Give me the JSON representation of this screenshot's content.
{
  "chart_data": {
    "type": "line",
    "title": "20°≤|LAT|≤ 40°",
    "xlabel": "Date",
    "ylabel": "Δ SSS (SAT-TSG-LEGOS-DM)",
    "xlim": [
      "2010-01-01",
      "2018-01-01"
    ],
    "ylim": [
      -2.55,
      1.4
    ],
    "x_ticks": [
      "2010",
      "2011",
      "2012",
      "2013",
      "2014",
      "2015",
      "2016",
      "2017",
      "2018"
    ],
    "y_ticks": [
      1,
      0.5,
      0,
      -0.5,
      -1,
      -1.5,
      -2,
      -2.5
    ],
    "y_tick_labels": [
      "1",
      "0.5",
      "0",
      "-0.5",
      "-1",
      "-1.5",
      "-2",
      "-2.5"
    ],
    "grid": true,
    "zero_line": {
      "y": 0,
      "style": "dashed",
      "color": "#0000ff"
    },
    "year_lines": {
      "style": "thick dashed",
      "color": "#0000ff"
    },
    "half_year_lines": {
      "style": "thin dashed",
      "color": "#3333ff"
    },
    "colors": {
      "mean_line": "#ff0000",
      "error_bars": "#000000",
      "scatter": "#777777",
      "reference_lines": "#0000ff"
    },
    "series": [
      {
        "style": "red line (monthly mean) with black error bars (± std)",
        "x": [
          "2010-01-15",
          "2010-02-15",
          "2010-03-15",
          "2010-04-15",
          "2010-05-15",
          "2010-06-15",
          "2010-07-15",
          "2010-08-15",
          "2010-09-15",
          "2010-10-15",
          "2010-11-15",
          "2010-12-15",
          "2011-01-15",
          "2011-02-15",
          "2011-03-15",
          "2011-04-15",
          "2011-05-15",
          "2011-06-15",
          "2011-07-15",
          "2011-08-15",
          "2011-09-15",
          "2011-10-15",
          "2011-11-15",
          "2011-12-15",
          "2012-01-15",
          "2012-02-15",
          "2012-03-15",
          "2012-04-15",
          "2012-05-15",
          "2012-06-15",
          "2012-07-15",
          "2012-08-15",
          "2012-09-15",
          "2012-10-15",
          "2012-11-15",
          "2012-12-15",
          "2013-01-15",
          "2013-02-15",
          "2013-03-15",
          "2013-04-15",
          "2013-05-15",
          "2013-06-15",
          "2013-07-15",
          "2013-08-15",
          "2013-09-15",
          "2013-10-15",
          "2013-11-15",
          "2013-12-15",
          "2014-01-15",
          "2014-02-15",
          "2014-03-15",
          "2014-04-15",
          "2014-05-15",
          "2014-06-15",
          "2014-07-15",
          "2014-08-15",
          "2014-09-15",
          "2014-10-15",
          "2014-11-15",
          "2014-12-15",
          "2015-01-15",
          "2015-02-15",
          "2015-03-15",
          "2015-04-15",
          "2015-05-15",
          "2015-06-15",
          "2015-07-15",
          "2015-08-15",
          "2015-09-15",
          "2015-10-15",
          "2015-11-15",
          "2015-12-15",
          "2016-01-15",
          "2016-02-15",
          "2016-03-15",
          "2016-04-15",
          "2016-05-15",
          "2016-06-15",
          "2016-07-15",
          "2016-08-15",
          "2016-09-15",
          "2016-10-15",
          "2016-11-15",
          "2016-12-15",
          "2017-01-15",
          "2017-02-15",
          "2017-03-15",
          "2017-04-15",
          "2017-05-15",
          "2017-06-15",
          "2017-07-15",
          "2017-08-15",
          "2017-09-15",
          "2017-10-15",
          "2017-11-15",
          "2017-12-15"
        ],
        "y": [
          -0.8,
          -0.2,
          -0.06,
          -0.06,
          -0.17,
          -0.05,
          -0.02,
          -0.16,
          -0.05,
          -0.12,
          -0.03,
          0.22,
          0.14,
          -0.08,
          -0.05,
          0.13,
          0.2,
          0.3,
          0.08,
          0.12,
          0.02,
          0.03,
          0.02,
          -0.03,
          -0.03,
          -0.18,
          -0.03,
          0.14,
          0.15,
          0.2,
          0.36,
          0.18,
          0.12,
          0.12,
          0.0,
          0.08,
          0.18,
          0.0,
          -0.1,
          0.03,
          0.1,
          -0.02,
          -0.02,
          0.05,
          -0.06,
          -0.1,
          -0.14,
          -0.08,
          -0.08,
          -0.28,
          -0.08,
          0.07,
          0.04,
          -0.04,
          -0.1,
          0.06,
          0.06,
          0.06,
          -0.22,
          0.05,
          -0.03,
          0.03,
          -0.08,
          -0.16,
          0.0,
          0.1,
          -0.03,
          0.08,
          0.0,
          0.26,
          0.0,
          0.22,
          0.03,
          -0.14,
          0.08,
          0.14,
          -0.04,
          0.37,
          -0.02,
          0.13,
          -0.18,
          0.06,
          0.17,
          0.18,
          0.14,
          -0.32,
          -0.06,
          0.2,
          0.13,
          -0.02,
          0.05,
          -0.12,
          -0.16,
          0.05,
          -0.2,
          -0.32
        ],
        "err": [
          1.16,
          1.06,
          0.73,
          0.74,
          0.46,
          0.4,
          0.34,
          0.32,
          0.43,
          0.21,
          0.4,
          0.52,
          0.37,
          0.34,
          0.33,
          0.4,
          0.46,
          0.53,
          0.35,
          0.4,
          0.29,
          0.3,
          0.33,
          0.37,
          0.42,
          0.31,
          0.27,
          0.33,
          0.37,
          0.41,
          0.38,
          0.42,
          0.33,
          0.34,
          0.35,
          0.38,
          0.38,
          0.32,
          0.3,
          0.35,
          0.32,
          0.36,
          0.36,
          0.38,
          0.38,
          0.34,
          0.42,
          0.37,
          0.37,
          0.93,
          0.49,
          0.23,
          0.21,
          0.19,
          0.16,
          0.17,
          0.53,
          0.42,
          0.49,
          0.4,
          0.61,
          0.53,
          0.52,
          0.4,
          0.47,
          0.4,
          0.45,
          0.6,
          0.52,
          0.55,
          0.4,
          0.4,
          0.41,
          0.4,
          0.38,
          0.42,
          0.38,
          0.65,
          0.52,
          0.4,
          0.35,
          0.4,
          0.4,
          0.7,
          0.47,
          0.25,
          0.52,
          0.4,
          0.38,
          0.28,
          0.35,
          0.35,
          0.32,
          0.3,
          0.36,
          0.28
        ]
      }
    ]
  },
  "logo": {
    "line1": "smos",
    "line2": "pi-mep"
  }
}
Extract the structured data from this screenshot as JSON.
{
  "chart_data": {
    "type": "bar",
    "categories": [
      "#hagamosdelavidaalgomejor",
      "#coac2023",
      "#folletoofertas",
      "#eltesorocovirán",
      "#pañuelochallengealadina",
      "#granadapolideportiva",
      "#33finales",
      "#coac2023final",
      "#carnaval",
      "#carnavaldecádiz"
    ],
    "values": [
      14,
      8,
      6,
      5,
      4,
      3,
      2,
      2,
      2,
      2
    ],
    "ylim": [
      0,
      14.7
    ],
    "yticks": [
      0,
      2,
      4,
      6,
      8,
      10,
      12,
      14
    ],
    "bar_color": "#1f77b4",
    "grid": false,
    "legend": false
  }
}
__________
*WORK TO COMPLETE*: Each record above should be repeated exactly as it appears.

*EXERCISE OUTPUT*:
Give me the JSON representation of this screenshot's content.
{
  "chart_data": {
    "type": "line",
    "title": "20°≤|LAT|≤ 40°",
    "xlabel": "Date",
    "ylabel": "Δ SSS (SAT-TSG-LEGOS-DM)",
    "xlim": [
      "2010-01-01",
      "2018-01-01"
    ],
    "ylim": [
      -2.55,
      1.4
    ],
    "x_ticks": [
      "2010",
      "2011",
      "2012",
      "2013",
      "2014",
      "2015",
      "2016",
      "2017",
      "2018"
    ],
    "y_ticks": [
      1,
      0.5,
      0,
      -0.5,
      -1,
      -1.5,
      -2,
      -2.5
    ],
    "y_tick_labels": [
      "1",
      "0.5",
      "0",
      "-0.5",
      "-1",
      "-1.5",
      "-2",
      "-2.5"
    ],
    "grid": true,
    "zero_line": {
      "y": 0,
      "style": "dashed",
      "color": "#0000ff"
    },
    "year_lines": {
      "style": "thick dashed",
      "color": "#0000ff"
    },
    "half_year_lines": {
      "style": "thin dashed",
      "color": "#3333ff"
    },
    "colors": {
      "mean_line": "#ff0000",
      "error_bars": "#000000",
      "scatter": "#777777",
      "reference_lines": "#0000ff"
    },
    "series": [
      {
        "style": "red line (monthly mean) with black error bars (± std)",
        "x": [
          "2010-01-15",
          "2010-02-15",
          "2010-03-15",
          "2010-04-15",
          "2010-05-15",
          "2010-06-15",
          "2010-07-15",
          "2010-08-15",
          "2010-09-15",
          "2010-10-15",
          "2010-11-15",
          "2010-12-15",
          "2011-01-15",
          "2011-02-15",
          "2011-03-15",
          "2011-04-15",
          "2011-05-15",
          "2011-06-15",
          "2011-07-15",
          "2011-08-15",
          "2011-09-15",
          "2011-10-15",
          "2011-11-15",
          "2011-12-15",
          "2012-01-15",
          "2012-02-15",
          "2012-03-15",
          "2012-04-15",
          "2012-05-15",
          "2012-06-15",
          "2012-07-15",
          "2012-08-15",
          "2012-09-15",
          "2012-10-15",
          "2012-11-15",
          "2012-12-15",
          "2013-01-15",
          "2013-02-15",
          "2013-03-15",
          "2013-04-15",
          "2013-05-15",
          "2013-06-15",
          "2013-07-15",
          "2013-08-15",
          "2013-09-15",
          "2013-10-15",
          "2013-11-15",
          "2013-12-15",
          "2014-01-15",
          "2014-02-15",
          "2014-03-15",
          "2014-04-15",
          "2014-05-15",
          "2014-06-15",
          "2014-07-15",
          "2014-08-15",
          "2014-09-15",
          "2014-10-15",
          "2014-11-15",
          "2014-12-15",
          "2015-01-15",
          "2015-02-15",
          "2015-03-15",
          "2015-04-15",
          "2015-05-15",
          "2015-06-15",
          "2015-07-15",
          "2015-08-15",
          "2015-09-15",
          "2015-10-15",
          "2015-11-15",
          "2015-12-15",
          "2016-01-15",
          "2016-02-15",
          "2016-03-15",
          "2016-04-15",
          "2016-05-15",
          "2016-06-15",
          "2016-07-15",
          "2016-08-15",
          "2016-09-15",
          "2016-10-15",
          "2016-11-15",
          "2016-12-15",
          "2017-01-15",
          "2017-02-15",
          "2017-03-15",
          "2017-04-15",
          "2017-05-15",
          "2017-06-15",
          "2017-07-15",
          "2017-08-15",
          "2017-09-15",
          "2017-10-15",
          "2017-11-15",
          "2017-12-15"
        ],
        "y": [
          -0.8,
          -0.2,
          -0.06,
          -0.06,
          -0.17,
          -0.05,
          -0.02,
          -0.16,
          -0.05,
          -0.12,
          -0.03,
          0.22,
          0.14,
          -0.08,
          -0.05,
          0.13,
          0.2,
          0.3,
          0.08,
          0.12,
          0.02,
          0.03,
          0.02,
          -0.03,
          -0.03,
          -0.18,
          -0.03,
          0.14,
          0.15,
          0.2,
          0.36,
          0.18,
          0.12,
          0.12,
          0.0,
          0.08,
          0.18,
          0.0,
          -0.1,
          0.03,
          0.1,
          -0.02,
          -0.02,
          0.05,
          -0.06,
          -0.1,
          -0.14,
          -0.08,
          -0.08,
          -0.28,
          -0.08,
          0.07,
          0.04,
          -0.04,
          -0.1,
          0.06,
          0.06,
          0.06,
          -0.22,
          0.05,
          -0.03,
          0.03,
          -0.08,
          -0.16,
          0.0,
          0.1,
          -0.03,
          0.08,
          0.0,
          0.26,
          0.0,
          0.22,
          0.03,
          -0.14,
          0.08,
          0.14,
          -0.04,
          0.37,
          -0.02,
          0.13,
          -0.18,
          0.06,
          0.17,
          0.18,
          0.14,
          -0.32,
          -0.06,
          0.2,
          0.13,
          -0.02,
          0.05,
          -0.12,
          -0.16,
          0.05,
          -0.2,
          -0.32
        ],
        "err": [
          1.16,
          1.06,
          0.73,
          0.74,
          0.46,
          0.4,
          0.34,
          0.32,
          0.43,
          0.21,
          0.4,
          0.52,
          0.37,
          0.34,
          0.33,
          0.4,
          0.46,
          0.53,
          0.35,
          0.4,
          0.29,
          0.3,
          0.33,
          0.37,
          0.42,
          0.31,
          0.27,
          0.33,
          0.37,
          0.41,
          0.38,
          0.42,
          0.33,
          0.34,
          0.35,
          0.38,
          0.38,
          0.32,
          0.3,
          0.35,
          0.32,
          0.36,
          0.36,
          0.38,
          0.38,
          0.34,
          0.42,
          0.37,
          0.37,
          0.93,
          0.49,
          0.23,
          0.21,
          0.19,
          0.16,
          0.17,
          0.53,
          0.42,
          0.49,
          0.4,
          0.61,
          0.53,
          0.52,
          0.4,
          0.47,
          0.4,
          0.45,
          0.6,
          0.52,
          0.55,
          0.4,
          0.4,
          0.41,
          0.4,
          0.38,
          0.42,
          0.38,
          0.65,
          0.52,
          0.4,
          0.35,
          0.4,
          0.4,
          0.7,
          0.47,
          0.25,
          0.52,
          0.4,
          0.38,
          0.28,
          0.35,
          0.35,
          0.32,
          0.3,
          0.36,
          0.28
        ]
      }
    ]
  },
  "logo": {
    "line1": "smos",
    "line2": "pi-mep"
  }
}
Extract the structured data from this screenshot as JSON.
{
  "chart_data": {
    "type": "bar",
    "categories": [
      "#hagamosdelavidaalgomejor",
      "#coac2023",
      "#folletoofertas",
      "#eltesorocovirán",
      "#pañuelochallengealadina",
      "#granadapolideportiva",
      "#33finales",
      "#coac2023final",
      "#carnaval",
      "#carnavaldecádiz"
    ],
    "values": [
      14,
      8,
      6,
      5,
      4,
      3,
      2,
      2,
      2,
      2
    ],
    "ylim": [
      0,
      14.7
    ],
    "yticks": [
      0,
      2,
      4,
      6,
      8,
      10,
      12,
      14
    ],
    "bar_color": "#1f77b4",
    "grid": false,
    "legend": false
  }
}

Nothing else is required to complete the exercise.